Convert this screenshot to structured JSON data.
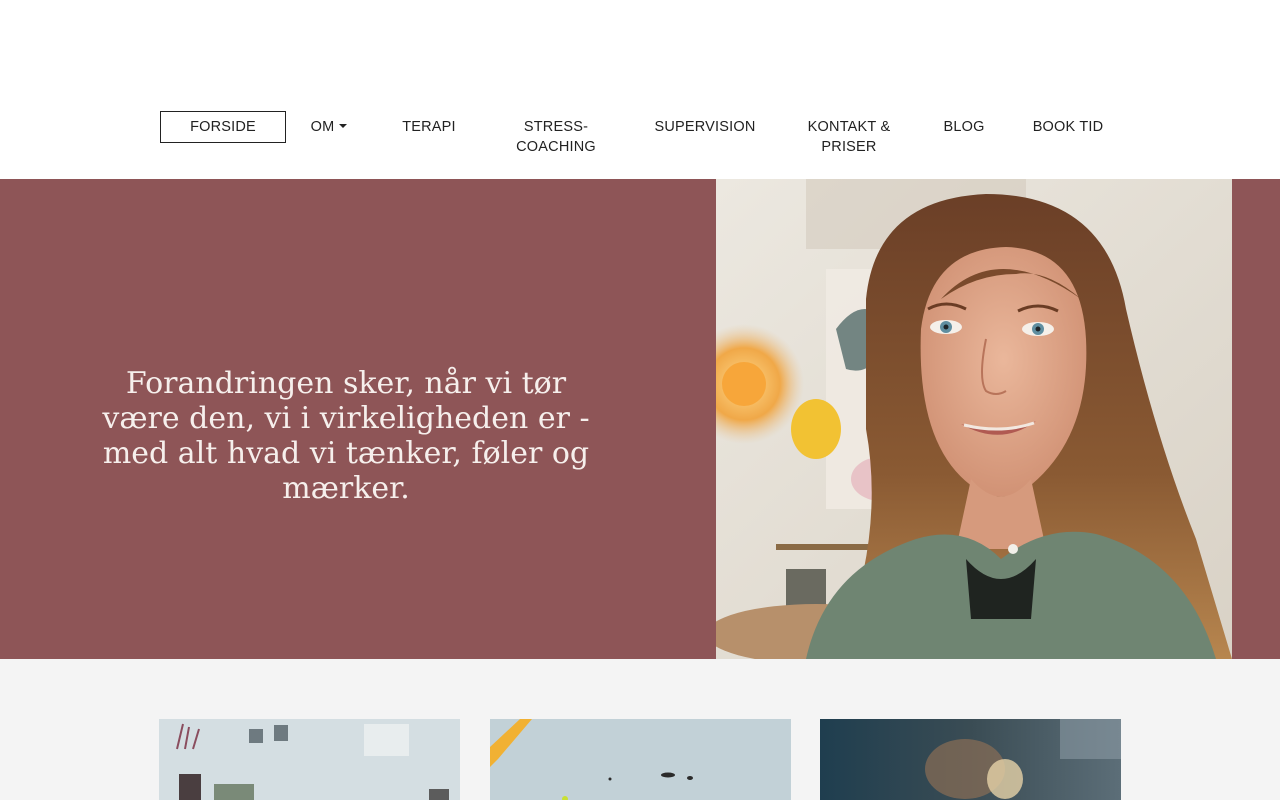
{
  "nav": {
    "items": [
      {
        "label": "FORSIDE"
      },
      {
        "label": "OM"
      },
      {
        "label": "TERAPI"
      },
      {
        "label": "STRESS-",
        "label2": "COACHING"
      },
      {
        "label": "SUPERVISION"
      },
      {
        "label": "KONTAKT &",
        "label2": "PRISER"
      },
      {
        "label": "BLOG"
      },
      {
        "label": "BOOK TID"
      }
    ]
  },
  "hero": {
    "quote": "Forandringen sker, når vi tør være den, vi i virkeligheden er - med alt hvad vi tænker, føler og mærker.",
    "background": "#8e5557"
  },
  "icons": {
    "dropdown": "caret-down-icon"
  }
}
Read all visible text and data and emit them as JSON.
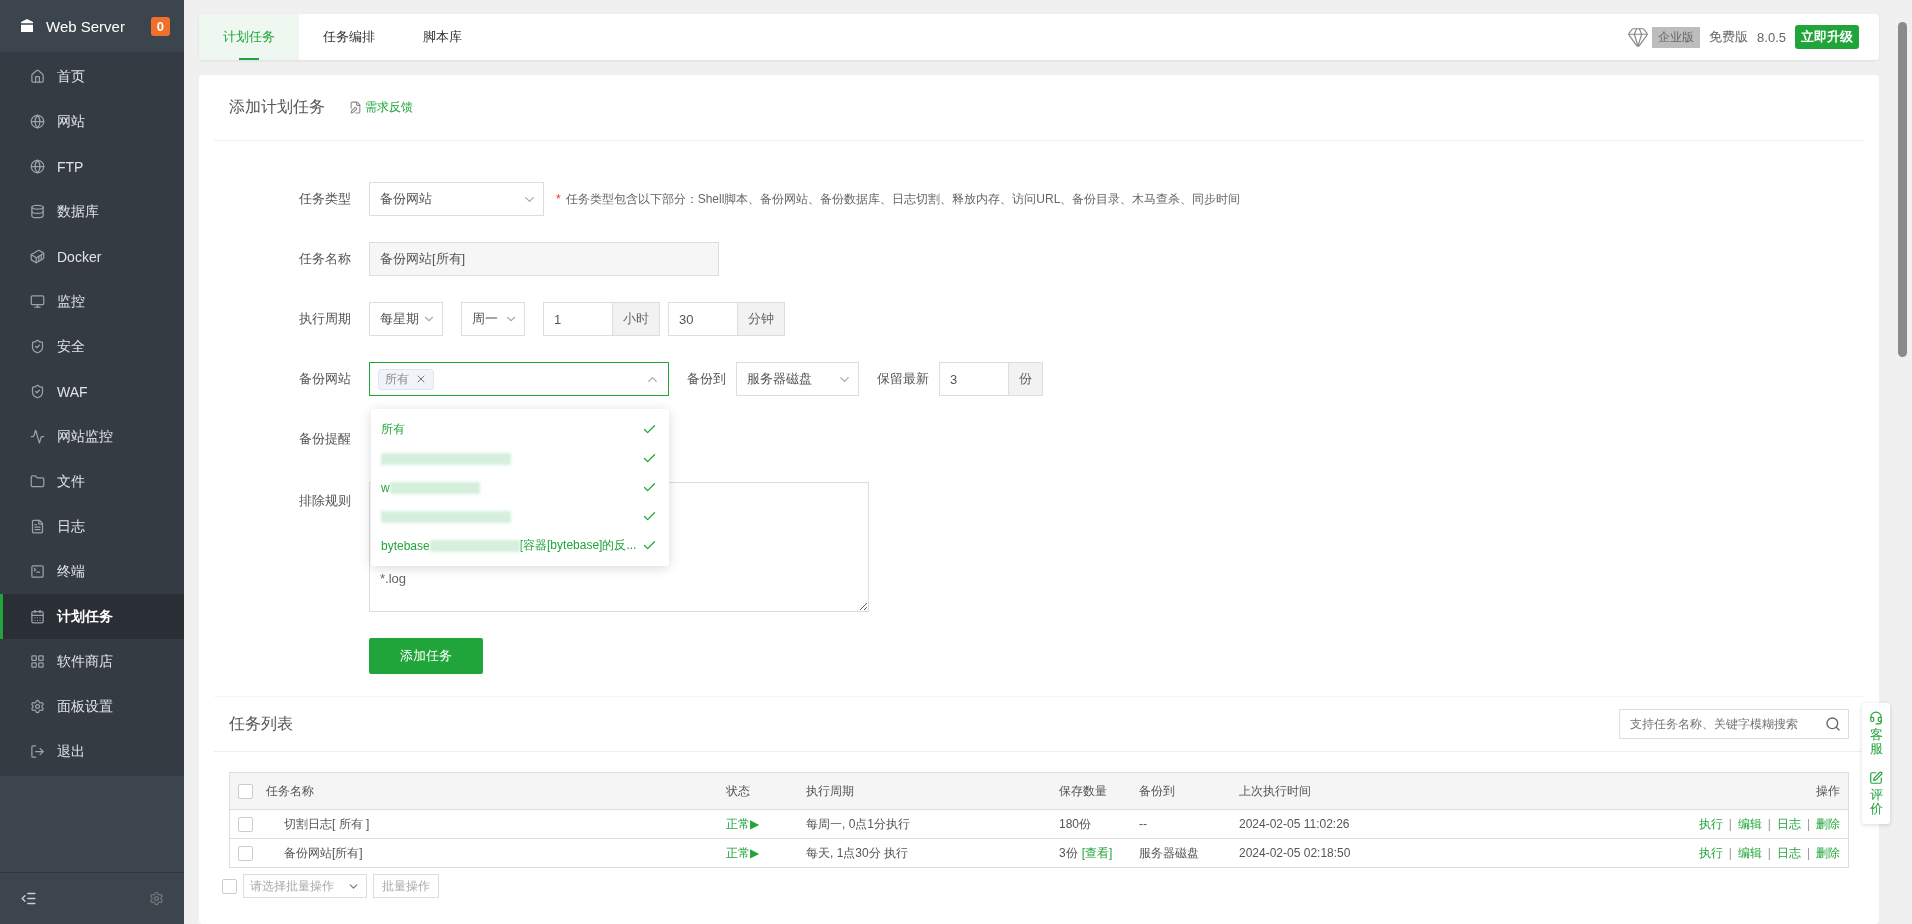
{
  "sidebar": {
    "title": "Web Server",
    "badge": "0",
    "items": [
      {
        "label": "首页",
        "selected": false
      },
      {
        "label": "网站",
        "selected": false
      },
      {
        "label": "FTP",
        "selected": false
      },
      {
        "label": "数据库",
        "selected": false
      },
      {
        "label": "Docker",
        "selected": false
      },
      {
        "label": "监控",
        "selected": false
      },
      {
        "label": "安全",
        "selected": false
      },
      {
        "label": "WAF",
        "selected": false
      },
      {
        "label": "网站监控",
        "selected": false
      },
      {
        "label": "文件",
        "selected": false
      },
      {
        "label": "日志",
        "selected": false
      },
      {
        "label": "终端",
        "selected": false
      },
      {
        "label": "计划任务",
        "selected": true
      },
      {
        "label": "软件商店",
        "selected": false
      },
      {
        "label": "面板设置",
        "selected": false
      },
      {
        "label": "退出",
        "selected": false
      }
    ]
  },
  "tabs": [
    {
      "label": "计划任务",
      "selected": true
    },
    {
      "label": "任务编排",
      "selected": false
    },
    {
      "label": "脚本库",
      "selected": false
    }
  ],
  "edition": {
    "tag": "企业版",
    "plan": "免费版",
    "version": "8.0.5",
    "upgrade": "立即升级"
  },
  "form": {
    "title": "添加计划任务",
    "feedback": "需求反馈",
    "task_type": {
      "label": "任务类型",
      "value": "备份网站",
      "required_mark": "*",
      "hint": "任务类型包含以下部分：Shell脚本、备份网站、备份数据库、日志切割、释放内存、访问URL、备份目录、木马查杀、同步时间"
    },
    "task_name": {
      "label": "任务名称",
      "value": "备份网站[所有]"
    },
    "cycle": {
      "label": "执行周期",
      "period": "每星期",
      "weekday": "周一",
      "hour": "1",
      "hour_unit": "小时",
      "minute": "30",
      "minute_unit": "分钟"
    },
    "backup_site": {
      "label": "备份网站",
      "tag": "所有",
      "expanded": true,
      "options": [
        {
          "text": "所有",
          "redacted": false,
          "checked": true
        },
        {
          "redacted": true,
          "checked": true
        },
        {
          "text": "w",
          "redacted": true,
          "checked": true
        },
        {
          "redacted": true,
          "checked": true
        },
        {
          "text": "bytebase",
          "suffix": "[容器[bytebase]的反...",
          "redacted": true,
          "checked": true
        }
      ],
      "target_label": "备份到",
      "target": "服务器磁盘",
      "keep_label": "保留最新",
      "keep": "3",
      "keep_unit": "份"
    },
    "notify": {
      "label": "备份提醒"
    },
    "exclude": {
      "label": "排除规则",
      "value": "*.log"
    },
    "submit": "添加任务"
  },
  "list": {
    "title": "任务列表",
    "search": {
      "placeholder": "支持任务名称、关键字模糊搜索"
    },
    "columns": [
      "任务名称",
      "状态",
      "执行周期",
      "保存数量",
      "备份到",
      "上次执行时间",
      "操作"
    ],
    "header_checked": false,
    "rows": [
      {
        "checked": false,
        "name": "切割日志[ 所有 ]",
        "status": "正常▶",
        "cycle": "每周一, 0点1分执行",
        "keep": "180份",
        "target": "--",
        "last_run": "2024-02-05 11:02:26",
        "actions": [
          "执行",
          "编辑",
          "日志",
          "删除"
        ],
        "separators": [
          "|",
          "|",
          "|"
        ]
      },
      {
        "checked": false,
        "name": "备份网站[所有]",
        "status": "正常▶",
        "cycle": "每天, 1点30分 执行",
        "keep": "3份",
        "keep_link": "[查看]",
        "target": "服务器磁盘",
        "last_run": "2024-02-05 02:18:50",
        "actions": [
          "执行",
          "编辑",
          "日志",
          "删除"
        ],
        "separators": [
          "|",
          "|",
          "|"
        ]
      }
    ],
    "batch": {
      "checked": false,
      "placeholder": "请选择批量操作",
      "button": "批量操作"
    }
  },
  "float_panel": [
    {
      "label": "客服"
    },
    {
      "label": "评价"
    }
  ]
}
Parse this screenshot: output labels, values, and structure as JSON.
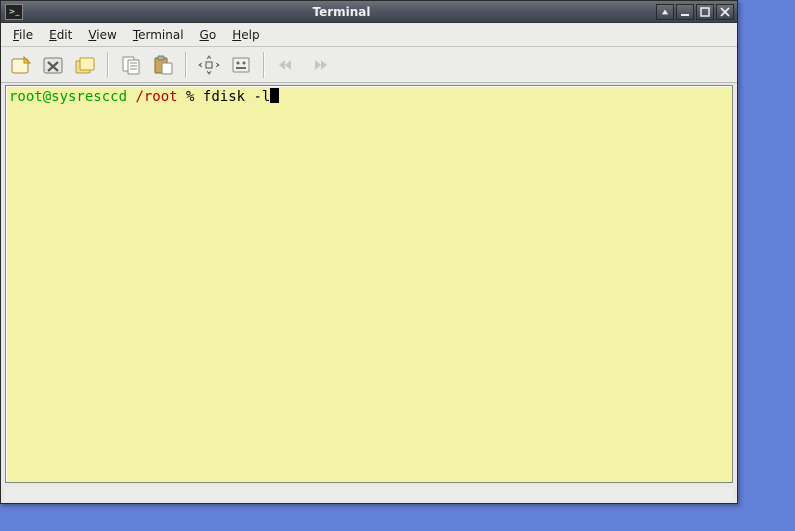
● ● ● ● ● ● ●
**Work to be completed**.
Transcribe the listing in full. Omit the pictures and keep every line exact.

**Finished answer**.
Convert this screenshot to structured JSON data.
{
  "nav": {
    "items": [
      {
        "label": "FORSIDE"
      },
      {
        "label": "OM"
      },
      {
        "label": "TERAPI"
      },
      {
        "label": "STRESS-",
        "label2": "COACHING"
      },
      {
        "label": "SUPERVISION"
      },
      {
        "label": "KONTAKT &",
        "label2": "PRISER"
      },
      {
        "label": "BLOG"
      },
      {
        "label": "BOOK TID"
      }
    ]
  },
  "hero": {
    "quote": "Forandringen sker, når vi tør være den, vi i virkeligheden er - med alt hvad vi tænker, føler og mærker.",
    "background": "#8e5557"
  },
  "icons": {
    "dropdown": "caret-down-icon"
  }
}
Read all visible text and data and emit them as JSON.
{
  "sidebar": {
    "title": "Web Server",
    "badge": "0",
    "items": [
      {
        "label": "首页",
        "selected": false
      },
      {
        "label": "网站",
        "selected": false
      },
      {
        "label": "FTP",
        "selected": false
      },
      {
        "label": "数据库",
        "selected": false
      },
      {
        "label": "Docker",
        "selected": false
      },
      {
        "label": "监控",
        "selected": false
      },
      {
        "label": "安全",
        "selected": false
      },
      {
        "label": "WAF",
        "selected": false
      },
      {
        "label": "网站监控",
        "selected": false
      },
      {
        "label": "文件",
        "selected": false
      },
      {
        "label": "日志",
        "selected": false
      },
      {
        "label": "终端",
        "selected": false
      },
      {
        "label": "计划任务",
        "selected": true
      },
      {
        "label": "软件商店",
        "selected": false
      },
      {
        "label": "面板设置",
        "selected": false
      },
      {
        "label": "退出",
        "selected": false
      }
    ]
  },
  "tabs": [
    {
      "label": "计划任务",
      "selected": true
    },
    {
      "label": "任务编排",
      "selected": false
    },
    {
      "label": "脚本库",
      "selected": false
    }
  ],
  "edition": {
    "tag": "企业版",
    "plan": "免费版",
    "version": "8.0.5",
    "upgrade": "立即升级"
  },
  "form": {
    "title": "添加计划任务",
    "feedback": "需求反馈",
    "task_type": {
      "label": "任务类型",
      "value": "备份网站",
      "required_mark": "*",
      "hint": "任务类型包含以下部分：Shell脚本、备份网站、备份数据库、日志切割、释放内存、访问URL、备份目录、木马查杀、同步时间"
    },
    "task_name": {
      "label": "任务名称",
      "value": "备份网站[所有]"
    },
    "cycle": {
      "label": "执行周期",
      "period": "每星期",
      "weekday": "周一",
      "hour": "1",
      "hour_unit": "小时",
      "minute": "30",
      "minute_unit": "分钟"
    },
    "backup_site": {
      "label": "备份网站",
      "tag": "所有",
      "expanded": true,
      "options": [
        {
          "text": "所有",
          "redacted": false,
          "checked": true
        },
        {
          "redacted": true,
          "checked": true
        },
        {
          "text": "w",
          "redacted": true,
          "checked": true
        },
        {
          "redacted": true,
          "checked": true
        },
        {
          "text": "bytebase",
          "suffix": "[容器[bytebase]的反...",
          "redacted": true,
          "checked": true
        }
      ],
      "target_label": "备份到",
      "target": "服务器磁盘",
      "keep_label": "保留最新",
      "keep": "3",
      "keep_unit": "份"
    },
    "notify": {
      "label": "备份提醒"
    },
    "exclude": {
      "label": "排除规则",
      "value": "*.log"
    },
    "submit": "添加任务"
  },
  "list": {
    "title": "任务列表",
    "search": {
      "placeholder": "支持任务名称、关键字模糊搜索"
    },
    "columns": [
      "任务名称",
      "状态",
      "执行周期",
      "保存数量",
      "备份到",
      "上次执行时间",
      "操作"
    ],
    "header_checked": false,
    "rows": [
      {
        "checked": false,
        "name": "切割日志[ 所有 ]",
        "status": "正常▶",
        "cycle": "每周一, 0点1分执行",
        "keep": "180份",
        "target": "--",
        "last_run": "2024-02-05 11:02:26",
        "actions": [
          "执行",
          "编辑",
          "日志",
          "删除"
        ],
        "separators": [
          "|",
          "|",
          "|"
        ]
      },
      {
        "checked": false,
        "name": "备份网站[所有]",
        "status": "正常▶",
        "cycle": "每天, 1点30分 执行",
        "keep": "3份",
        "keep_link": "[查看]",
        "target": "服务器磁盘",
        "last_run": "2024-02-05 02:18:50",
        "actions": [
          "执行",
          "编辑",
          "日志",
          "删除"
        ],
        "separators": [
          "|",
          "|",
          "|"
        ]
      }
    ],
    "batch": {
      "checked": false,
      "placeholder": "请选择批量操作",
      "button": "批量操作"
    }
  },
  "float_panel": [
    {
      "label": "客服"
    },
    {
      "label": "评价"
    }
  ]
}
Parse this screenshot: output labels, values, and structure as JSON.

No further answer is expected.